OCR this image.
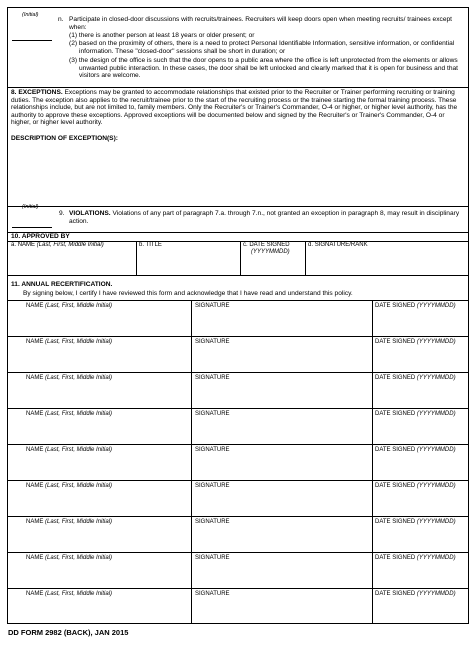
(Initial)
n. Participate in closed-door discussions with recruits/trainees. Recruiters will keep doors open when meeting recruits/ trainees except when:
(1) there is another person at least 18 years or older present; or
(2) based on the proximity of others, there is a need to protect Personal Identifiable Information, sensitive information, or confidential information. These "closed-door" sessions shall be short in duration; or
(3) the design of the office is such that the door opens to a public area where the office is left unprotected from the elements or allows unwanted public interaction. In these cases, the door shall be left unlocked and clearly marked that it is open for business and that visitors are welcome.
8. EXCEPTIONS. Exceptions may be granted to accommodate relationships that existed prior to the Recruiter or Trainer performing recruiting or training duties. The exception also applies to the recruit/trainee prior to the start of the recruiting process or the trainee starting the formal training process. These relationships include, but are not limited to, family members. Only the Recruiter's or Trainer's Commander, O-4 or higher, or higher level authority, has the authority to approve these exceptions. Approved exceptions will be documented below and signed by the Recruiter's or Trainer's Commander, O-4 or higher, or higher level authority.
DESCRIPTION OF EXCEPTION(S):
(Initial)
9. VIOLATIONS. Violations of any part of paragraph 7.a. through 7.n., not granted an exception in paragraph 8, may result in disciplinary action.
10. APPROVED BY
a. NAME (Last, First, Middle Initial)	b. TITLE	c. DATE SIGNED
(YYYYMMDD)
d. SIGNATURE/RANK
11. ANNUAL RECERTIFICATION.
By signing below, I certify I have reviewed this form and acknowledge that I have read and understand this policy.
NAME (Last, First, Middle Initial)	SIGNATURE	DATE SIGNED (YYYYMMDD)
NAME (Last, First, Middle Initial)	SIGNATURE	DATE SIGNED (YYYYMMDD)
NAME (Last, First, Middle Initial)	SIGNATURE	DATE SIGNED (YYYYMMDD)
NAME (Last, First, Middle Initial)	SIGNATURE	DATE SIGNED (YYYYMMDD)
NAME (Last, First, Middle Initial)	SIGNATURE	DATE SIGNED (YYYYMMDD)
NAME (Last, First, Middle Initial)	SIGNATURE	DATE SIGNED (YYYYMMDD)
NAME (Last, First, Middle Initial)	SIGNATURE	DATE SIGNED (YYYYMMDD)
NAME (Last, First, Middle Initial)	SIGNATURE	DATE SIGNED (YYYYMMDD)
NAME (Last, First, Middle Initial)	SIGNATURE	DATE SIGNED (YYYYMMDD)
DD FORM 2982 (BACK), JAN 2015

SHORT PROBLEM:
Find every line that has "granted" in it, then return those lines.

TASK RESPONSE:
8. EXCEPTIONS. Exceptions may be granted to accommodate relationships that existed prior to the Recruiter or Trainer performing recruiting or training duties. The exception also applies to the recruit/trainee prior to the start of the recruiting process or the trainee starting the formal training process. These relationships include, but are not limited to, family members. Only the Recruiter's or Trainer's Commander, O-4 or higher, or higher level authority, has the authority to approve these exceptions. Approved exceptions will be documented below and signed by the Recruiter's or Trainer's Commander, O-4 or higher, or higher level authority.
9. VIOLATIONS. Violations of any part of paragraph 7.a. through 7.n., not granted an exception in paragraph 8, may result in disciplinary action.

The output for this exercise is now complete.